The Government of India Act of 1935 abolished dyarchy and ensured provincial autonomy. It created a bicameral legislature in the Madras province. The Legislature consisted of the Governor and two Legislative bodies - a Legislative Assembly and a Legislative Council. The Assembly consisted of 215 members, who were further classified into general members and reserved members representing special communities and interests. The Council consisted of a minimum of 54 and a maximum of 56 members. It was a permanent body not subject to dissolution by the Governor and one-third of its members retired every three years. 46 of its members were elected directly by the electorate while the Governor could nominate 8 to 10 members. Similar to the council, the electable members were further classified into general and reserved members. Specific number of seats were reserved (allocated) to various religious and ethnic groups. The Act provided for a limited adult franchise based on property qualifications. Seven million people, roughly 15% of the Madras people holding land or paying urban taxes were qualified to be the electorate. Under this Act, two councils were constituted - the first in 1937 and the second in 1946. Both Councils were controlled by Congress majorities.

===In Republic of India (1950–86)===

After India became independent in 1947 and the Indian Constitution was adopted in 1950, the Legislative Council continued to be the upper chamber of the legislature of the Madras State - the successor to Madras Presidency. It continued to be called as the "Madras Legislative Council". The Council was a permanent body and was not subject to dissolution. The length of a member's term was six years and one-third of the members retired every two years. The strength of the Council was not less than 40 or more than one-third of the strength of the Assembly. The following table illustrates how the members of Council were selected:

| Proportion | Method of Selection |
|---|---|
| One-sixth (1/6th) | Nominated by the Governor on the advice of the cabinet. They were supposed to have excelled in fields like arts, science, literature, cooperative movement or social service |
| One-third (1/3rd) | Elected by the members of the Legislative Assembly by proportional representation using the Single Transferable Vote System |
| One-third (1/3rd) | Elected by the members of local self governmental bodies like corporations, municipalities and district boards. |
| One-twelfth (1/12th) | Elected by an electorate consisting of electors who have held Graduate degrees for a minimum of three years |
| One-twelfth (1/12th) | Elected by an electorate consisting of teachers of secondary schools, colleges and universities with a minimum experience of three years |

The actual strength of the council varied from time to time. During 1952–53, it had a strength of 72. After the formation of Andhra state on 1 October 1953, its strength came down to 51. In 1956 it decreased to 50 and the next year increased again to 63 - where it remained till the council's abolition. Of those 63, local bodies and the assembly elected 21 each, the teachers and graduates elected 6 each and the remaining 9 were nominated. The Council could not pass legislation on its own - it had to approve or disapprove the laws passed by the Assembly. In case of conflict between the Council and the Assembly, the will of the later would prevail. When Madras state was renamed as Tamil Nadu in 1968, the name of the council also changed to "Tamil Nadu Legislative Council".

================================

- **Your assignment**: For each statement, say yes or no to whether it agrees with the text on the Madras Legislative Council, and quote the words from the text that decide it. (a) Under the Government of India Act of 1935, the Legislative Assembly had 215 members. (b) After 1950, one-third of the Council's members retired every three years. (c) The Council could pass legislation on its own. The rows after this sentence are separate material with no connection to the text on the Madras Legislative Council.

================================

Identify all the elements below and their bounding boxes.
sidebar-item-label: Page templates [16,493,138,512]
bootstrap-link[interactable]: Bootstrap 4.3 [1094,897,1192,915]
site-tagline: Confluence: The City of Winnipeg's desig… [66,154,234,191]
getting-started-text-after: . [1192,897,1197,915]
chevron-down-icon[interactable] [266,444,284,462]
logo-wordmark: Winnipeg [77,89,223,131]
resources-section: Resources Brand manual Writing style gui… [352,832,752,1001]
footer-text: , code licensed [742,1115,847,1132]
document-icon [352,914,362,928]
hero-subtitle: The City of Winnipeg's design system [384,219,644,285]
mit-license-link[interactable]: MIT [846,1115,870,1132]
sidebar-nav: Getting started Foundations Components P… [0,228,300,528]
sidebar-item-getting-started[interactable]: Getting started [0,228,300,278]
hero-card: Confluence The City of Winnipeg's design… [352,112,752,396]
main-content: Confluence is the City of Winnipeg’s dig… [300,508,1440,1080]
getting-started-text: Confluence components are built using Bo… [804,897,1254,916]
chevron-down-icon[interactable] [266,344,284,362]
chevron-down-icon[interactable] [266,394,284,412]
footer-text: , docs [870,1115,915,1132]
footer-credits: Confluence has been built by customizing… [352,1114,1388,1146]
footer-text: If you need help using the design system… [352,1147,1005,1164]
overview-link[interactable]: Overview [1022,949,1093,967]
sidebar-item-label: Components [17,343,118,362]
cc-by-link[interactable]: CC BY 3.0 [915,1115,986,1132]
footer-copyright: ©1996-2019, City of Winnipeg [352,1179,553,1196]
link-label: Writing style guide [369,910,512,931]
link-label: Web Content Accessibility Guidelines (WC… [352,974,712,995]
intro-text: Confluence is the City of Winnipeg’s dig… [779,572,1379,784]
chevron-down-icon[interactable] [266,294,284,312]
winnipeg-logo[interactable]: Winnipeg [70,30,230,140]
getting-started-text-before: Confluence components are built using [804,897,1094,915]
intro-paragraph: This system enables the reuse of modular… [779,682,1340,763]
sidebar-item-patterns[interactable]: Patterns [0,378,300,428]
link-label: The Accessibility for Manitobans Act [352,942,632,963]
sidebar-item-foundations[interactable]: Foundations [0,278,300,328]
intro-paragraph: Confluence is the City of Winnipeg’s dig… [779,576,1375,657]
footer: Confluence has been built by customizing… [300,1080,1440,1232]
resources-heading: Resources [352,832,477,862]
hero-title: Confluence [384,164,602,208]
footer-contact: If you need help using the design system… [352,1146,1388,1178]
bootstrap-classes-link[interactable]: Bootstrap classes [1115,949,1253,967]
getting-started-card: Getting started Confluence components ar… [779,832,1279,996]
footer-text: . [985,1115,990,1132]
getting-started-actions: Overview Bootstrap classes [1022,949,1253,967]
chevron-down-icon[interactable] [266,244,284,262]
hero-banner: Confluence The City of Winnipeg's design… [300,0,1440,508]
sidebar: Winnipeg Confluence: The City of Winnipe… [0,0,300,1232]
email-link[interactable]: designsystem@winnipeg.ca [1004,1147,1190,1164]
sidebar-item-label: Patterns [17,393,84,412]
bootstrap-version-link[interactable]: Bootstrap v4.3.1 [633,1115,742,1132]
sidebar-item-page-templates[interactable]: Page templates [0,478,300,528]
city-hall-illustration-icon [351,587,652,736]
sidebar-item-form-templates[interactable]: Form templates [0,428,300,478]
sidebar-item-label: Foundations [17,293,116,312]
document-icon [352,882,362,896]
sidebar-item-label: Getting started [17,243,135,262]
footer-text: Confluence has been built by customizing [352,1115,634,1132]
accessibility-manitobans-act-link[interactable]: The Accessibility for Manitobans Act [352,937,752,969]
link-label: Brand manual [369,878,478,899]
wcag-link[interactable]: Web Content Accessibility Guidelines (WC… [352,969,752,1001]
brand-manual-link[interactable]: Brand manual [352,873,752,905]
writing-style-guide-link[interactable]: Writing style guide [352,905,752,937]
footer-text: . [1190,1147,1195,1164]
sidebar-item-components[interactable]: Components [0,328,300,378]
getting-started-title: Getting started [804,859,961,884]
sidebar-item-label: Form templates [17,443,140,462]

================================

- **Completed task**:
(a) Yes: "The Assembly consisted of 215 members"
(b) No: "one-third of the members retired every two years"
(c) No: "The Council could not pass legislation on its own"